--- Dataset entries ---

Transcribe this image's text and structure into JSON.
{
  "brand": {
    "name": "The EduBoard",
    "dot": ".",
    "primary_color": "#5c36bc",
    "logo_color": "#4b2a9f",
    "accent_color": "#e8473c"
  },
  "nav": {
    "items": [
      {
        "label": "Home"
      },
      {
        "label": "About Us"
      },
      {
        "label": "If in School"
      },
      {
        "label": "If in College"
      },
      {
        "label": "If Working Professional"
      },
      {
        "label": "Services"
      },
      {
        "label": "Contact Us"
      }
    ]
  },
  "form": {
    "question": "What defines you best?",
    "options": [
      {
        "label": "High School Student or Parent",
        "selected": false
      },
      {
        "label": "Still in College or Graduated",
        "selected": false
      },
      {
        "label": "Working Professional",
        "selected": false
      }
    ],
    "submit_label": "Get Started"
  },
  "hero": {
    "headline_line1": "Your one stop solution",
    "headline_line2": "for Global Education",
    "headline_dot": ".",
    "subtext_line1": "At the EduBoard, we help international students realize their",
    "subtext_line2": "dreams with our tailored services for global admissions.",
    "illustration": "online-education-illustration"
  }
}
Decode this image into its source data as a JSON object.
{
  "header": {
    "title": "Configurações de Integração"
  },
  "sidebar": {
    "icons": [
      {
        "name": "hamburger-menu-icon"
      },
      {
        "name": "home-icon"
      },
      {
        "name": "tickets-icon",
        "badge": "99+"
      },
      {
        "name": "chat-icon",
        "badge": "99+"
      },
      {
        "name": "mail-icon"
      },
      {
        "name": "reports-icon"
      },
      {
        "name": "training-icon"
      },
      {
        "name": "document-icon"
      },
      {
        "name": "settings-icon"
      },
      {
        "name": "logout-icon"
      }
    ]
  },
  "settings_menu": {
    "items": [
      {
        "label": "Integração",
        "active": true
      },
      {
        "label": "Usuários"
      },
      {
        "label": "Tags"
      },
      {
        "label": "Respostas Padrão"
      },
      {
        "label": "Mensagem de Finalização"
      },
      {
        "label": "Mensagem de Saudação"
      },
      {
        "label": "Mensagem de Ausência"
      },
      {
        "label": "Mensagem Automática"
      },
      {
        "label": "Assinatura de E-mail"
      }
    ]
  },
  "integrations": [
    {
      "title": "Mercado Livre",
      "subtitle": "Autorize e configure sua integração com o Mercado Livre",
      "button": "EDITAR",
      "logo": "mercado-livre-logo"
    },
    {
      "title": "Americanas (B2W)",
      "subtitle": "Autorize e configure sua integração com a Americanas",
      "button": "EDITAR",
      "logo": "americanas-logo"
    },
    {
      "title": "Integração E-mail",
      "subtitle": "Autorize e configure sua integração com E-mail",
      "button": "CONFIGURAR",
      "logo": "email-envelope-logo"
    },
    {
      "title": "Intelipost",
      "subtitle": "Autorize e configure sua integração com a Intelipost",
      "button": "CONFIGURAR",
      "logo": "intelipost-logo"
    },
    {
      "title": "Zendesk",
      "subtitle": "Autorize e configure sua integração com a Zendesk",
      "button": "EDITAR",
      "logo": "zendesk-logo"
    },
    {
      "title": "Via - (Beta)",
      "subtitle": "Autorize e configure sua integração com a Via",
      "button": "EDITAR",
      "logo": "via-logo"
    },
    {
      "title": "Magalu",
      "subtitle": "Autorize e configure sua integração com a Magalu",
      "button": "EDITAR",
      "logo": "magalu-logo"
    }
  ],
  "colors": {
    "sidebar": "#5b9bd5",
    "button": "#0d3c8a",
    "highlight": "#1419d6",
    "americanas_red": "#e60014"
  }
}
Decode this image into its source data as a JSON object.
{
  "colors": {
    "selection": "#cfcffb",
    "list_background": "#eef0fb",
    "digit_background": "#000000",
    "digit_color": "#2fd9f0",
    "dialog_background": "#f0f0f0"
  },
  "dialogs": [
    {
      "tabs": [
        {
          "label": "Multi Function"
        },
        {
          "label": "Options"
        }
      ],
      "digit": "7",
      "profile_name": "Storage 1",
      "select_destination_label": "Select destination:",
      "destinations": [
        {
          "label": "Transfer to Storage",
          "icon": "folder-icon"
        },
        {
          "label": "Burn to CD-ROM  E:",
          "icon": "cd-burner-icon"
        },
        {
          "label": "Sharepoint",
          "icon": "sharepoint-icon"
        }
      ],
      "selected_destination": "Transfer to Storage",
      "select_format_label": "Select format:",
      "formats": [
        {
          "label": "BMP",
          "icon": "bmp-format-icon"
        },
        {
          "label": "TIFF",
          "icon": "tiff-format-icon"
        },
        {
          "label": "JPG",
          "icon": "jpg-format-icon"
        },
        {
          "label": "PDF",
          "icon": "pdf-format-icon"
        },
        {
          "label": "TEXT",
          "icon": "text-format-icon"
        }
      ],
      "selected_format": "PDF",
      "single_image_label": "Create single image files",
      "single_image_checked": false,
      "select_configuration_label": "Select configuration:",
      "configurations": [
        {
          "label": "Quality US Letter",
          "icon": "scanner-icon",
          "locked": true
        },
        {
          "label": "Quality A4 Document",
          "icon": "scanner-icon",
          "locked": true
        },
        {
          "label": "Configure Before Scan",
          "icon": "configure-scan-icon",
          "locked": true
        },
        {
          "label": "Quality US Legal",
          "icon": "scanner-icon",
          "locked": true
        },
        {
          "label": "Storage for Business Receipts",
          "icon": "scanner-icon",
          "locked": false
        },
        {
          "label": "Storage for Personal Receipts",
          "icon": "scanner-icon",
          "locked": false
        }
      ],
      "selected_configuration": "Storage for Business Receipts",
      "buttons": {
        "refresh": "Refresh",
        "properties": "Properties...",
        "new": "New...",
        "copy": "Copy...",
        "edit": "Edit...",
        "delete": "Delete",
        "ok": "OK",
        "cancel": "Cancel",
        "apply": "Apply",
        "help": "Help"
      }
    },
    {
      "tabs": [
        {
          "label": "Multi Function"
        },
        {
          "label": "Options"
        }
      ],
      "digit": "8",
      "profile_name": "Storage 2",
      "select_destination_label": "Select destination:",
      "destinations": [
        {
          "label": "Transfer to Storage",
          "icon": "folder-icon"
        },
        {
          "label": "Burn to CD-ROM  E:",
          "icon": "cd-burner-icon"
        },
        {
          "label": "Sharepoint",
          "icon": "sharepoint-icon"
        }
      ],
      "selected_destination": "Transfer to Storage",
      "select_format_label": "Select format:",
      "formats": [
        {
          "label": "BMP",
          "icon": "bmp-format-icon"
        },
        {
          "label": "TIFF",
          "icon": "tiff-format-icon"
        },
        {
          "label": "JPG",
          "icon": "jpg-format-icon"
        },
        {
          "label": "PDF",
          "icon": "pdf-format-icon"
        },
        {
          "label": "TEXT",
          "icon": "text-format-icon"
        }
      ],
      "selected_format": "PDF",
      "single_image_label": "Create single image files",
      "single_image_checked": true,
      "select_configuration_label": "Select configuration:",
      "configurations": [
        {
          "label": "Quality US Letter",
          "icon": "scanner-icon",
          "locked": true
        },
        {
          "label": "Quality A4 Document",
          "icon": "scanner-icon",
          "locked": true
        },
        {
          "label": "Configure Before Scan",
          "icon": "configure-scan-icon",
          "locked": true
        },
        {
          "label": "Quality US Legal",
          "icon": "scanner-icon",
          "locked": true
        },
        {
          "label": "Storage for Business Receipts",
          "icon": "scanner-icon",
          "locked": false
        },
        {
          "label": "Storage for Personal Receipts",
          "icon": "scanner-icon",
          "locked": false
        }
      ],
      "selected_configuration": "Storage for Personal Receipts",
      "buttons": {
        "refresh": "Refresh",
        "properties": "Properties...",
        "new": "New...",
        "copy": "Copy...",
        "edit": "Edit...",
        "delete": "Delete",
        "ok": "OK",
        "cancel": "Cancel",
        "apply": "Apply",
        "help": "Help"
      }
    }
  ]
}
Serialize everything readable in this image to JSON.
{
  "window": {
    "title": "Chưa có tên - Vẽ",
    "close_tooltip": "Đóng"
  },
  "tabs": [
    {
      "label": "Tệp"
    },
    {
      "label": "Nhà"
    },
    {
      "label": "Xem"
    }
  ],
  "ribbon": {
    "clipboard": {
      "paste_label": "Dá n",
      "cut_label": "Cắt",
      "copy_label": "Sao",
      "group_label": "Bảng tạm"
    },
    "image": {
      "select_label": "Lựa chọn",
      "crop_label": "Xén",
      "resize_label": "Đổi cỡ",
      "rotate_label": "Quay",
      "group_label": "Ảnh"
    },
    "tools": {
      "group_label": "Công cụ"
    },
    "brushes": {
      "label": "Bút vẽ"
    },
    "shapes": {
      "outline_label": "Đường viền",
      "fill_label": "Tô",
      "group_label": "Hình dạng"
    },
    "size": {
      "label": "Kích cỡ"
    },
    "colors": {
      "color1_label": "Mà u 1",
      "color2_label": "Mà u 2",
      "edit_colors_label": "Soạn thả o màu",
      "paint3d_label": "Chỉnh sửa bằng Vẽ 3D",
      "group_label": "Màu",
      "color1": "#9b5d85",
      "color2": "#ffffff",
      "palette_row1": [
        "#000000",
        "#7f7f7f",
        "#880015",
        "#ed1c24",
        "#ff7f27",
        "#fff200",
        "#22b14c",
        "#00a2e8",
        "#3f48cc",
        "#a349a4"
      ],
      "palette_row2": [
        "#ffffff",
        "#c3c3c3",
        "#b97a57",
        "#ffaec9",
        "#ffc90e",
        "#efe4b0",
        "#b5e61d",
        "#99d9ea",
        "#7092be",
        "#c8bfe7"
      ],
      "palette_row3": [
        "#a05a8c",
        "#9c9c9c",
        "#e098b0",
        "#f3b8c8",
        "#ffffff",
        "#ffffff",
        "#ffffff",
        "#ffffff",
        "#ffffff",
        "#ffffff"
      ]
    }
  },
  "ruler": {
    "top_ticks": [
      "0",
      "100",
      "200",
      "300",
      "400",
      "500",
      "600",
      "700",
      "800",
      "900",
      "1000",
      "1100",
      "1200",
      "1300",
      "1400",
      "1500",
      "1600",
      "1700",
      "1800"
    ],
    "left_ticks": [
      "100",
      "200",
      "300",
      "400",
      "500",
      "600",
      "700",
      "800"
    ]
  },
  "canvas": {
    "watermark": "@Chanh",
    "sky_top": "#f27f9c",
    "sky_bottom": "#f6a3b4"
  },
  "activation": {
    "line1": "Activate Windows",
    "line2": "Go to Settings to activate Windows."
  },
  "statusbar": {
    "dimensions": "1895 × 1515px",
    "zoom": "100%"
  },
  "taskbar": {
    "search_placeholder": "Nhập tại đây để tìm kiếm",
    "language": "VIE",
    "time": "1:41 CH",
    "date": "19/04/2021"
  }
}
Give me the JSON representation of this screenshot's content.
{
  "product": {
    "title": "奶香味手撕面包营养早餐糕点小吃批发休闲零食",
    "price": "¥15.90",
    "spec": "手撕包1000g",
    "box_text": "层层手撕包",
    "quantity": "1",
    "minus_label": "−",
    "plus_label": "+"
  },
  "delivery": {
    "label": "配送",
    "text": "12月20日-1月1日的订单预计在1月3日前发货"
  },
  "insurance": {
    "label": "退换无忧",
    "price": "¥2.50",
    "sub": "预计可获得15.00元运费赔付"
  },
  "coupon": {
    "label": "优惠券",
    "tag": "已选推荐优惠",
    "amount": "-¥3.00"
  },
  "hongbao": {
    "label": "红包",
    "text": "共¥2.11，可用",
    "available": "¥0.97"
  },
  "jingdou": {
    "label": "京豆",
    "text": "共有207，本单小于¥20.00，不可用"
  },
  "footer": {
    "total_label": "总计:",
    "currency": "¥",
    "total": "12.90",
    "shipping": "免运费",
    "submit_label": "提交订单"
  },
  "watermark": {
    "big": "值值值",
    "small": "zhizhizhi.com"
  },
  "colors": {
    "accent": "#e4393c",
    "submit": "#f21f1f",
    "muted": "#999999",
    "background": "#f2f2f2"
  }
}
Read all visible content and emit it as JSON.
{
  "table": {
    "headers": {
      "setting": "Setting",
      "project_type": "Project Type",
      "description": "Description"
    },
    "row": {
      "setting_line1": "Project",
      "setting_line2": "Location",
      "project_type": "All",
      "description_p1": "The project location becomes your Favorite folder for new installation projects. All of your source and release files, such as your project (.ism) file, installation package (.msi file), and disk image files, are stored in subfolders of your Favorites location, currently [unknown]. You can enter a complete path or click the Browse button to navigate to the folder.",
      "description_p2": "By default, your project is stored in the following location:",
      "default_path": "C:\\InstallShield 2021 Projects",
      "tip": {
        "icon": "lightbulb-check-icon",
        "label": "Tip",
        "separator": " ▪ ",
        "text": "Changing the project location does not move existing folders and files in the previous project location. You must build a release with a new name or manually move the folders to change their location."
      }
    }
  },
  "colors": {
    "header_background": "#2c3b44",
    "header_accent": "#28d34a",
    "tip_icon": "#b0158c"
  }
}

---

Return every line from the one holding "Read all visible content and emit it as JSON." through the end of the data, exactly as it appears, with both ends kept and nothing else.

Read all visible content and emit it as JSON.
{
  "table": {
    "headers": {
      "setting": "Setting",
      "project_type": "Project Type",
      "description": "Description"
    },
    "row": {
      "setting_line1": "Project",
      "setting_line2": "Location",
      "project_type": "All",
      "description_p1": "The project location becomes your Favorite folder for new installation projects. All of your source and release files, such as your project (.ism) file, installation package (.msi file), and disk image files, are stored in subfolders of your Favorites location, currently [unknown]. You can enter a complete path or click the Browse button to navigate to the folder.",
      "description_p2": "By default, your project is stored in the following location:",
      "default_path": "C:\\InstallShield 2021 Projects",
      "tip": {
        "icon": "lightbulb-check-icon",
        "label": "Tip",
        "separator": " ▪ ",
        "text": "Changing the project location does not move existing folders and files in the previous project location. You must build a release with a new name or manually move the folders to change their location."
      }
    }
  },
  "colors": {
    "header_background": "#2c3b44",
    "header_accent": "#28d34a",
    "tip_icon": "#b0158c"
  }
}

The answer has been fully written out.